The request: Quote each entry below verbatim, reproducing every line without change.

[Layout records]
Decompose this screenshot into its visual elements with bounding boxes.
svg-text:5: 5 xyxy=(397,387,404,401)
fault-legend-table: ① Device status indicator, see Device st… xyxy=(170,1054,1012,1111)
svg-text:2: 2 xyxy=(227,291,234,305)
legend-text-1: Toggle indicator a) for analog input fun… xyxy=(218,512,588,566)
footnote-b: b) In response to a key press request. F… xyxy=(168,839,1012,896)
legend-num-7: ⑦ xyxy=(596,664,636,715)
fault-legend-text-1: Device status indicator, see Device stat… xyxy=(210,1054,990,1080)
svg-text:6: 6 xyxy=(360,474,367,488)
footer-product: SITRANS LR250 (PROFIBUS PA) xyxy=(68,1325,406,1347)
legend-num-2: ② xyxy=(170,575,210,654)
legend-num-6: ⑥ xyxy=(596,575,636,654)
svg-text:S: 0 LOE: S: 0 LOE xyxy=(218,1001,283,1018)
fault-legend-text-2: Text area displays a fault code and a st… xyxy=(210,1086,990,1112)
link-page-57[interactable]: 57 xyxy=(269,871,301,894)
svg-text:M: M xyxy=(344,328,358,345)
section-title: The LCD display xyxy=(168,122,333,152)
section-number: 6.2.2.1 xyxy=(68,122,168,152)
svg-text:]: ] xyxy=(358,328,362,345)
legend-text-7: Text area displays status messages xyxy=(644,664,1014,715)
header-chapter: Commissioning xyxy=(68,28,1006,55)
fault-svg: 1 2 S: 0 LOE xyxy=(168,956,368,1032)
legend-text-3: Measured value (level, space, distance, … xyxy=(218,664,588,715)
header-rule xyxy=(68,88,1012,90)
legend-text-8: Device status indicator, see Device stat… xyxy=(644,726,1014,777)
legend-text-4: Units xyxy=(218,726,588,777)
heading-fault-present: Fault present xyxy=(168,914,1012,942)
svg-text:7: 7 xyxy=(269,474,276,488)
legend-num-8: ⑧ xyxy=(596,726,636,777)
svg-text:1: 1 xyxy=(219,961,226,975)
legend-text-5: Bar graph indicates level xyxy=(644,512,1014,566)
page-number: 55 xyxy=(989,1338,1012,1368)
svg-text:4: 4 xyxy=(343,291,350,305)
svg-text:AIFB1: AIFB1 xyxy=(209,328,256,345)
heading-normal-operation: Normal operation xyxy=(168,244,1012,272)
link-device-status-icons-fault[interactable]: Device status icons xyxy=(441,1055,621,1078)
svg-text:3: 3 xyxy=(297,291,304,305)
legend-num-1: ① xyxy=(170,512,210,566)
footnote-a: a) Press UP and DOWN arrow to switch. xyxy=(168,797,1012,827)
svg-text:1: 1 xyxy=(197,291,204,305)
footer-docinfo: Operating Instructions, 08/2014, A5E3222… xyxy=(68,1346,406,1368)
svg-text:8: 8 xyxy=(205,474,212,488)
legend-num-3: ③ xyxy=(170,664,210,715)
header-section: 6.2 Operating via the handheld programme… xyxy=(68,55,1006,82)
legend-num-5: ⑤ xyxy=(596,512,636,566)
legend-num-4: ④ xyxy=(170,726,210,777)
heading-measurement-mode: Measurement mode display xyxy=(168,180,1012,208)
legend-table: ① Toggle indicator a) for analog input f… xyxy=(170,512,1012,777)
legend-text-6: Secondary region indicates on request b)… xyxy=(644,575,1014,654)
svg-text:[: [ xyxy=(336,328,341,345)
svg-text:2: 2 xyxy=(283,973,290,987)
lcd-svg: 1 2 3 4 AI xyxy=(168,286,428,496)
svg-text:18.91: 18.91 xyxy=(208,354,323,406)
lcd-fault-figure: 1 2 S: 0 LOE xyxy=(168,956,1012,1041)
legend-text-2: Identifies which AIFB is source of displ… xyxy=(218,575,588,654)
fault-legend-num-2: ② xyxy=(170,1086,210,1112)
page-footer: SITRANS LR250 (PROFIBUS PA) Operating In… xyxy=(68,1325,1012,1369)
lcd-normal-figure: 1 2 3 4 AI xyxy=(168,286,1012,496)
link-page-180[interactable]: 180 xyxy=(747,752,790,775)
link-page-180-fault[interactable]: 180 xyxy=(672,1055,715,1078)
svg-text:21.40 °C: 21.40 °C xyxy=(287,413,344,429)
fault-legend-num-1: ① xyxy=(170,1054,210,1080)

The reply:
Decompose this screenshot into its visual elements with bounding boxes.
svg-text:5: 5 xyxy=(397,387,404,401)
fault-legend-table: ① Device status indicator, see Device st… xyxy=(170,1054,1012,1111)
svg-text:2: 2 xyxy=(227,291,234,305)
legend-text-1: Toggle indicator a) for analog input fun… xyxy=(218,512,588,566)
footnote-b: b) In response to a key press request. F… xyxy=(168,839,1012,896)
legend-num-7: ⑦ xyxy=(596,664,636,715)
fault-legend-text-1: Device status indicator, see Device stat… xyxy=(210,1054,990,1080)
svg-text:6: 6 xyxy=(360,474,367,488)
footer-product: SITRANS LR250 (PROFIBUS PA) xyxy=(68,1325,406,1347)
legend-num-2: ② xyxy=(170,575,210,654)
legend-num-6: ⑥ xyxy=(596,575,636,654)
svg-text:S: 0 LOE: S: 0 LOE xyxy=(218,1001,283,1018)
fault-legend-text-2: Text area displays a fault code and a st… xyxy=(210,1086,990,1112)
link-page-57[interactable]: 57 xyxy=(269,871,301,894)
svg-text:M: M xyxy=(344,328,358,345)
section-title: The LCD display xyxy=(168,122,333,152)
section-number: 6.2.2.1 xyxy=(68,122,168,152)
svg-text:]: ] xyxy=(358,328,362,345)
legend-text-7: Text area displays status messages xyxy=(644,664,1014,715)
header-chapter: Commissioning xyxy=(68,28,1006,55)
fault-svg: 1 2 S: 0 LOE xyxy=(168,956,368,1032)
legend-text-3: Measured value (level, space, distance, … xyxy=(218,664,588,715)
header-rule xyxy=(68,88,1012,90)
legend-text-8: Device status indicator, see Device stat… xyxy=(644,726,1014,777)
legend-text-4: Units xyxy=(218,726,588,777)
heading-fault-present: Fault present xyxy=(168,914,1012,942)
svg-text:7: 7 xyxy=(269,474,276,488)
legend-num-8: ⑧ xyxy=(596,726,636,777)
svg-text:1: 1 xyxy=(219,961,226,975)
legend-text-5: Bar graph indicates level xyxy=(644,512,1014,566)
page-number: 55 xyxy=(989,1338,1012,1368)
svg-text:4: 4 xyxy=(343,291,350,305)
svg-text:AIFB1: AIFB1 xyxy=(209,328,256,345)
heading-normal-operation: Normal operation xyxy=(168,244,1012,272)
link-device-status-icons-fault[interactable]: Device status icons xyxy=(441,1055,621,1078)
svg-text:3: 3 xyxy=(297,291,304,305)
legend-num-1: ① xyxy=(170,512,210,566)
footnote-a: a) Press UP and DOWN arrow to switch. xyxy=(168,797,1012,827)
svg-text:1: 1 xyxy=(197,291,204,305)
footer-docinfo: Operating Instructions, 08/2014, A5E3222… xyxy=(68,1346,406,1368)
svg-text:8: 8 xyxy=(205,474,212,488)
legend-num-3: ③ xyxy=(170,664,210,715)
header-section: 6.2 Operating via the handheld programme… xyxy=(68,55,1006,82)
legend-num-5: ⑤ xyxy=(596,512,636,566)
legend-num-4: ④ xyxy=(170,726,210,777)
heading-measurement-mode: Measurement mode display xyxy=(168,180,1012,208)
legend-table: ① Toggle indicator a) for analog input f… xyxy=(170,512,1012,777)
legend-text-6: Secondary region indicates on request b)… xyxy=(644,575,1014,654)
svg-text:[: [ xyxy=(336,328,341,345)
svg-text:2: 2 xyxy=(283,973,290,987)
lcd-svg: 1 2 3 4 AI xyxy=(168,286,428,496)
svg-text:18.91: 18.91 xyxy=(208,354,323,406)
lcd-fault-figure: 1 2 S: 0 LOE xyxy=(168,956,1012,1041)
legend-text-2: Identifies which AIFB is source of displ… xyxy=(218,575,588,654)
fault-legend-num-2: ② xyxy=(170,1086,210,1112)
page-footer: SITRANS LR250 (PROFIBUS PA) Operating In… xyxy=(68,1325,1012,1369)
lcd-normal-figure: 1 2 3 4 AI xyxy=(168,286,1012,496)
link-page-180[interactable]: 180 xyxy=(747,752,790,775)
link-page-180-fault[interactable]: 180 xyxy=(672,1055,715,1078)
svg-text:21.40 °C: 21.40 °C xyxy=(287,413,344,429)
fault-legend-num-1: ① xyxy=(170,1054,210,1080)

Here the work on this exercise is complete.